◆ **Exercise task**: Present every line in which the string "this" appears.

-- START Provided information --

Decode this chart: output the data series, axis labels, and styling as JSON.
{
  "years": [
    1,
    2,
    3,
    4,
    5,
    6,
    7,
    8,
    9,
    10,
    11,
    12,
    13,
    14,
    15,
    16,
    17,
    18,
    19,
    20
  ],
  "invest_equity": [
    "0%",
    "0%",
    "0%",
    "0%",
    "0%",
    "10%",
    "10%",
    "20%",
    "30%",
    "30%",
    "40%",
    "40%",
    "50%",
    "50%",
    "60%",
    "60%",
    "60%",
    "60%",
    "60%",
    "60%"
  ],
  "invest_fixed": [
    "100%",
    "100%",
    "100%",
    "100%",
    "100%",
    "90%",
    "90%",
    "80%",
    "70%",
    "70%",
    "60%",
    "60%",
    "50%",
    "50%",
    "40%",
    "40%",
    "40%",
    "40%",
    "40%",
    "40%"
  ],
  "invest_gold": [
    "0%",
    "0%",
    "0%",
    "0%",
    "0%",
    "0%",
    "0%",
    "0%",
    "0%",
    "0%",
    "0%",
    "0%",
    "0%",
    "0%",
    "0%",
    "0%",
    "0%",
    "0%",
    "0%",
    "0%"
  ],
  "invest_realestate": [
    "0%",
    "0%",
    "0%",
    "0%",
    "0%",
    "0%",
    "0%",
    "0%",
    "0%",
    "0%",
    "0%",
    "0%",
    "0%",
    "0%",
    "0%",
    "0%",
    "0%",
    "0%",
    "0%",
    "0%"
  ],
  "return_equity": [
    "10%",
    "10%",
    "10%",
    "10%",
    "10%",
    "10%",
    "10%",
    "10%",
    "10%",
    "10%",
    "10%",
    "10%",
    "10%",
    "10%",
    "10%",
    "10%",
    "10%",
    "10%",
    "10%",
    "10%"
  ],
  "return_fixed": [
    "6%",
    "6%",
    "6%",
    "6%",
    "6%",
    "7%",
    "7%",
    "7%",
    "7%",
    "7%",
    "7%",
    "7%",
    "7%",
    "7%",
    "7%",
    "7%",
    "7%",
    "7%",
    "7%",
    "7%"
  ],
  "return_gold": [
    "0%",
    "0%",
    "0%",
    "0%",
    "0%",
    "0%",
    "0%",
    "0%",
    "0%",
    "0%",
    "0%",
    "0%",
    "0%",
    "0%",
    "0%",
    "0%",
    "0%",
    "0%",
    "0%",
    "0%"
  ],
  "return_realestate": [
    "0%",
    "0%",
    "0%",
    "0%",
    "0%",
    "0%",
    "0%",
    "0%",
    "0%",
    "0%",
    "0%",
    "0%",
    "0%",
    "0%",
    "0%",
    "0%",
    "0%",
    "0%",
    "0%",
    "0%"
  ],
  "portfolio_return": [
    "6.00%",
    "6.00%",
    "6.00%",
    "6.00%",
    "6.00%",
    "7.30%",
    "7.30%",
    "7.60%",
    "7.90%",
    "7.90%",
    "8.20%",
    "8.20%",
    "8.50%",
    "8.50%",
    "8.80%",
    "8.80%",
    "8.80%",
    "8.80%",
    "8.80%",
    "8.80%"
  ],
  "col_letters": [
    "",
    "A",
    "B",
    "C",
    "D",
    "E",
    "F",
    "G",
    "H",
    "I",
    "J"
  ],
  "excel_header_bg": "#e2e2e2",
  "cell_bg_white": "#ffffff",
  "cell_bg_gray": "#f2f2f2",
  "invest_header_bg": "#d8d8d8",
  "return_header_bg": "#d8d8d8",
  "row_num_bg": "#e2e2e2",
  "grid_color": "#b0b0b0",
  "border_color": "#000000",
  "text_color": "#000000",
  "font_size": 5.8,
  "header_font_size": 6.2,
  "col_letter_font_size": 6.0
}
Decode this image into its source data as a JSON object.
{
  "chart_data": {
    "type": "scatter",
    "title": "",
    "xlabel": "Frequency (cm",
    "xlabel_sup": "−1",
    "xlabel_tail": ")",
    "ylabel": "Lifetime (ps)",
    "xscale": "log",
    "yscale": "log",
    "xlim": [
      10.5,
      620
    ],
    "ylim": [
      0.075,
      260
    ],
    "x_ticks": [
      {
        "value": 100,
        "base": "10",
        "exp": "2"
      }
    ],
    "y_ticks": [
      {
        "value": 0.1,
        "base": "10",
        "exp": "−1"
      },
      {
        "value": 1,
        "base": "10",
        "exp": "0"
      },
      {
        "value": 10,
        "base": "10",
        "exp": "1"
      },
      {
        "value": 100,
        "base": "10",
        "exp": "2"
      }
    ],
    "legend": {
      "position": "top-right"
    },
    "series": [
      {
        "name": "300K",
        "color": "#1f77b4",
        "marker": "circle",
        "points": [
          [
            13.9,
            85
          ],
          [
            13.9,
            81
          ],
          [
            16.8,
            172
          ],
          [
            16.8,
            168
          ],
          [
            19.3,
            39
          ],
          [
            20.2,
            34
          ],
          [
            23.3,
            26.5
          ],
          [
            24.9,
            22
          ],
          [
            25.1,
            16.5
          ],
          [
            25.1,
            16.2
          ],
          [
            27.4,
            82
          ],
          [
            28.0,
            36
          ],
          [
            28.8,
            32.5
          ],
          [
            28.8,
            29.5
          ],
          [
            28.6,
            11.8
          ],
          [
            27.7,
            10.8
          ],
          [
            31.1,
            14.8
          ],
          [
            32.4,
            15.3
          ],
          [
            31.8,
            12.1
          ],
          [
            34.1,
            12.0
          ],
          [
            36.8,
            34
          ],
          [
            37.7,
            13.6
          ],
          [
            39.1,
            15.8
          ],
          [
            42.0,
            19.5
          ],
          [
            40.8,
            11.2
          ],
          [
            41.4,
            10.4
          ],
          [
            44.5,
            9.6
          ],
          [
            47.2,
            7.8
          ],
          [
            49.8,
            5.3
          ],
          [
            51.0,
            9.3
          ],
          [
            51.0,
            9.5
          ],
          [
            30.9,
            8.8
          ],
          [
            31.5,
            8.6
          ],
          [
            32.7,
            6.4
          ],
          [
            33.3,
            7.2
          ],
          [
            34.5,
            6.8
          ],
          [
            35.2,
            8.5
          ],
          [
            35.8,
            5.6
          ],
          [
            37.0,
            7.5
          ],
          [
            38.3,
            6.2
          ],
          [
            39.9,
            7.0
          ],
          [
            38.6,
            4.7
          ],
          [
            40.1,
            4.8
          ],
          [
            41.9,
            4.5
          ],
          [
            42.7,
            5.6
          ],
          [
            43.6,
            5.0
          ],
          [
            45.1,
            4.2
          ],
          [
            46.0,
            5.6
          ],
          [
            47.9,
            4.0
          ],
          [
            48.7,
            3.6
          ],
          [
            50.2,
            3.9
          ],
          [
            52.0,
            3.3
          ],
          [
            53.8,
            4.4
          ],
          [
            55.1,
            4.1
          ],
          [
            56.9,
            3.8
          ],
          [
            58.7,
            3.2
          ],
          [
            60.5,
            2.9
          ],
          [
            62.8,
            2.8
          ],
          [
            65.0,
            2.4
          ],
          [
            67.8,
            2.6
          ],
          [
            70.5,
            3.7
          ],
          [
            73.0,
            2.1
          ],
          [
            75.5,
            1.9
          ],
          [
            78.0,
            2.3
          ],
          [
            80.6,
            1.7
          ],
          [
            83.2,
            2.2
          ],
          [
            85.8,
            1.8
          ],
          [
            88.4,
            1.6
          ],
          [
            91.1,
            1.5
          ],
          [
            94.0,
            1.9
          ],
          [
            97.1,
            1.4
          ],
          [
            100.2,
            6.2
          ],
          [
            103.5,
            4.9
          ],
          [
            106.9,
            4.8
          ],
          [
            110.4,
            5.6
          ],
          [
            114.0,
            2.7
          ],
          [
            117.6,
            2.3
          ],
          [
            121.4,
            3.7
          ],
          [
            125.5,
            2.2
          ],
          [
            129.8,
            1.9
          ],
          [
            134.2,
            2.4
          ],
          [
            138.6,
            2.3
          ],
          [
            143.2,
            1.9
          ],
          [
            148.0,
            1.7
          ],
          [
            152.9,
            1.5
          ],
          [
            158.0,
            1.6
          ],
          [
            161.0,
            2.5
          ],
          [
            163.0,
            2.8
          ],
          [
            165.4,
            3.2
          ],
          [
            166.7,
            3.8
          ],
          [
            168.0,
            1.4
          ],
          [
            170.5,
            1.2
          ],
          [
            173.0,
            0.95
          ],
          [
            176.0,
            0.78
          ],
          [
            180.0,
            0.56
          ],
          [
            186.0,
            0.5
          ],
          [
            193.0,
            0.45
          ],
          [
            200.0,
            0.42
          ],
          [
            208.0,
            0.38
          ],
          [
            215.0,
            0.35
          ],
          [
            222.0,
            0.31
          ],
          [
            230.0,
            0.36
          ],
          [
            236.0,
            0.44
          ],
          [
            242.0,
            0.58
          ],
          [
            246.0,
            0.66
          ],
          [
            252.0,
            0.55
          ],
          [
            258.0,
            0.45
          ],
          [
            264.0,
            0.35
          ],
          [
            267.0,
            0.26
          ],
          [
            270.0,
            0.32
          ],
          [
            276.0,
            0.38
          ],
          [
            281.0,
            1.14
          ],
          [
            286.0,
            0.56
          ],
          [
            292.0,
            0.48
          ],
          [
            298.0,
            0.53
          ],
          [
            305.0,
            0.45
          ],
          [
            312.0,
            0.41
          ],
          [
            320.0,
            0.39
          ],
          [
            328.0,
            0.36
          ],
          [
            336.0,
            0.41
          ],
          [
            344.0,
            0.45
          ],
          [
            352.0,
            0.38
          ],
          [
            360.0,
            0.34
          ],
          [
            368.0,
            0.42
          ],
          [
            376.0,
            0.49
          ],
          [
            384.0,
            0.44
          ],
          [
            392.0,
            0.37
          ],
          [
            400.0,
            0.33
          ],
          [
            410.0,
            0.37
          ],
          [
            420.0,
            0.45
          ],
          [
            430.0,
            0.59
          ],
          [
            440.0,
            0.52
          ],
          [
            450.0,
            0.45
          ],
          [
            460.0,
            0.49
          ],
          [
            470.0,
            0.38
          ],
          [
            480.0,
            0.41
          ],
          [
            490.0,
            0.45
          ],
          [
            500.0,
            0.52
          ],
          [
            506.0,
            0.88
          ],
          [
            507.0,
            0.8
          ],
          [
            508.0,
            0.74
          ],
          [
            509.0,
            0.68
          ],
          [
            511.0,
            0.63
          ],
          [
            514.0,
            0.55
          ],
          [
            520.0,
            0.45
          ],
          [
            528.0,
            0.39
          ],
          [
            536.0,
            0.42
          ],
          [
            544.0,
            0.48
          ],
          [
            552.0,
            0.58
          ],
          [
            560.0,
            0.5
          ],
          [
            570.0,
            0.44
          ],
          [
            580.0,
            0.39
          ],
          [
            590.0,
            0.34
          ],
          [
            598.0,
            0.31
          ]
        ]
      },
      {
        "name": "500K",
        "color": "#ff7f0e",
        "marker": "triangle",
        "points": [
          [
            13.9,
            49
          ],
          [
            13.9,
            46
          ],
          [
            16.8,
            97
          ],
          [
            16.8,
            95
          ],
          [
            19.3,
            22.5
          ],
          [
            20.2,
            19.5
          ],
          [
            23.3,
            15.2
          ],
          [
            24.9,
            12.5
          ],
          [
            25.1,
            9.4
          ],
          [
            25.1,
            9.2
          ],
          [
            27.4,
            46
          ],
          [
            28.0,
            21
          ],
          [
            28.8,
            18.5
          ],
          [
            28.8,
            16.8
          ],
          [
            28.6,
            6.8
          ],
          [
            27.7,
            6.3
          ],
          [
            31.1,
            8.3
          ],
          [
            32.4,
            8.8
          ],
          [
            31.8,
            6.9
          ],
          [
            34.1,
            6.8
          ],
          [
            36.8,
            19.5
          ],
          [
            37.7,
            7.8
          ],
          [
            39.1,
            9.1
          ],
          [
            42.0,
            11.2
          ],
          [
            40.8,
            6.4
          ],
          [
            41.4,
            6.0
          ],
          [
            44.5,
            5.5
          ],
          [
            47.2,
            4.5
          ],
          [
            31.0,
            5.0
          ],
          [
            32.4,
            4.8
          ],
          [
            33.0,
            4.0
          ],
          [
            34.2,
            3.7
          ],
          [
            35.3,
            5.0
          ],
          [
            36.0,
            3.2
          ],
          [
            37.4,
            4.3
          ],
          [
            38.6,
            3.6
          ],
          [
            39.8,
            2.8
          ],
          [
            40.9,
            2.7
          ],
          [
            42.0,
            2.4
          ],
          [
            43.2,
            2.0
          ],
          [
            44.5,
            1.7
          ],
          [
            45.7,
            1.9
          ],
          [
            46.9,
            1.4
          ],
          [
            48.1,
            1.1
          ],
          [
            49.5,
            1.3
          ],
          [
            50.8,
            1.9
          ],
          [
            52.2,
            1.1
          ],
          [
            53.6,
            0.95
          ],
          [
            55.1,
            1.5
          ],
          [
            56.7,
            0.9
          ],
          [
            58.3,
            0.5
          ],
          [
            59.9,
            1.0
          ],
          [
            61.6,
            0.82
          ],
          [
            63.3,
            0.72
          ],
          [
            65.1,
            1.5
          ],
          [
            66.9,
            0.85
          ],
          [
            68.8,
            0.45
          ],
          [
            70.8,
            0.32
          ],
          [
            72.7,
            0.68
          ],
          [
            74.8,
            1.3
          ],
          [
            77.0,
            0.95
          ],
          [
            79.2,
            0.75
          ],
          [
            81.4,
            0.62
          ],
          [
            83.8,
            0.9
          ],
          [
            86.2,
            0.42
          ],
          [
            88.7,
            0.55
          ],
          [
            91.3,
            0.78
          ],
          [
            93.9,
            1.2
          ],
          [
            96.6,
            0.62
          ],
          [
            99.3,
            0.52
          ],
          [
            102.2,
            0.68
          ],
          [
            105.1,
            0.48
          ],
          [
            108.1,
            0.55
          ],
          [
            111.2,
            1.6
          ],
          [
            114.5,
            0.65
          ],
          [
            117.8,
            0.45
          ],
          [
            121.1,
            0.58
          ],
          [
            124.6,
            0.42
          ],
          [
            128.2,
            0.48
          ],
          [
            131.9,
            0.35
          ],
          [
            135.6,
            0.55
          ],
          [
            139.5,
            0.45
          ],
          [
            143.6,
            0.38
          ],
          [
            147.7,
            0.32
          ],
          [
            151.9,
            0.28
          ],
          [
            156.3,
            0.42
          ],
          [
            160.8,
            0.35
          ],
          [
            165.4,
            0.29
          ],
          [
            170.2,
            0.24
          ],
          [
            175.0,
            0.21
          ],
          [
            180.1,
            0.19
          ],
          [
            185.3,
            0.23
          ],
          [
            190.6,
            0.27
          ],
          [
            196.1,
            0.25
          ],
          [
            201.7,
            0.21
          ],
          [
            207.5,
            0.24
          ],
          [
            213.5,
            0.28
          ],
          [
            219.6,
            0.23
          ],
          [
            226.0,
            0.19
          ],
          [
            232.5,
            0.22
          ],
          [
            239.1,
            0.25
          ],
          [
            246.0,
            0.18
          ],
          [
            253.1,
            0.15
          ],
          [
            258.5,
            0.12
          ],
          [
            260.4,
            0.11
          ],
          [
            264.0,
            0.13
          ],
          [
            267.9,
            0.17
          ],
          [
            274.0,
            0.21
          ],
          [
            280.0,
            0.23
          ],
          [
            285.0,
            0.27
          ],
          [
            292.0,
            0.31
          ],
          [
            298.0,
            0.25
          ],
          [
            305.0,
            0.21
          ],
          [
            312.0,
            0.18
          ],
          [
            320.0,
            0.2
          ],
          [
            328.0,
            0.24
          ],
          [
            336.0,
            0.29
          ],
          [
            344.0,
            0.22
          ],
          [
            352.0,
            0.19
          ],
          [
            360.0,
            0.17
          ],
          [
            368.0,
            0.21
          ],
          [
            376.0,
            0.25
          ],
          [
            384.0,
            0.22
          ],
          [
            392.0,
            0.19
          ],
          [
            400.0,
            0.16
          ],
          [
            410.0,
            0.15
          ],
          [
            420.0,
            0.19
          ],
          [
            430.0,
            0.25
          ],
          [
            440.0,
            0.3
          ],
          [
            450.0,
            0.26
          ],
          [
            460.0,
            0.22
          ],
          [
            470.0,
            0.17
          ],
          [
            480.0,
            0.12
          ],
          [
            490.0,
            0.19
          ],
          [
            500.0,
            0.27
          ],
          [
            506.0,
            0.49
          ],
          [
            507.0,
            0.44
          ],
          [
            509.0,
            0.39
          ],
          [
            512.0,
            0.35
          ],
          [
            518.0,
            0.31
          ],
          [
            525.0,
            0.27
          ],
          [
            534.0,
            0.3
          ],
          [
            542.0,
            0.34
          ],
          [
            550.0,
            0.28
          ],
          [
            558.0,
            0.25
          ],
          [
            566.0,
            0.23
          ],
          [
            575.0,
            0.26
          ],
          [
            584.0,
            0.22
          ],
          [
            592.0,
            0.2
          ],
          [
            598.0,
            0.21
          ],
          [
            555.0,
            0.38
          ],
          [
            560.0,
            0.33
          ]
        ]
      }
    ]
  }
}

-- END Provided information --

◆ **Worked answer**:
Decode this chart: output the data series, axis labels, and styling as JSON.
Decode this image into its source data as a JSON object.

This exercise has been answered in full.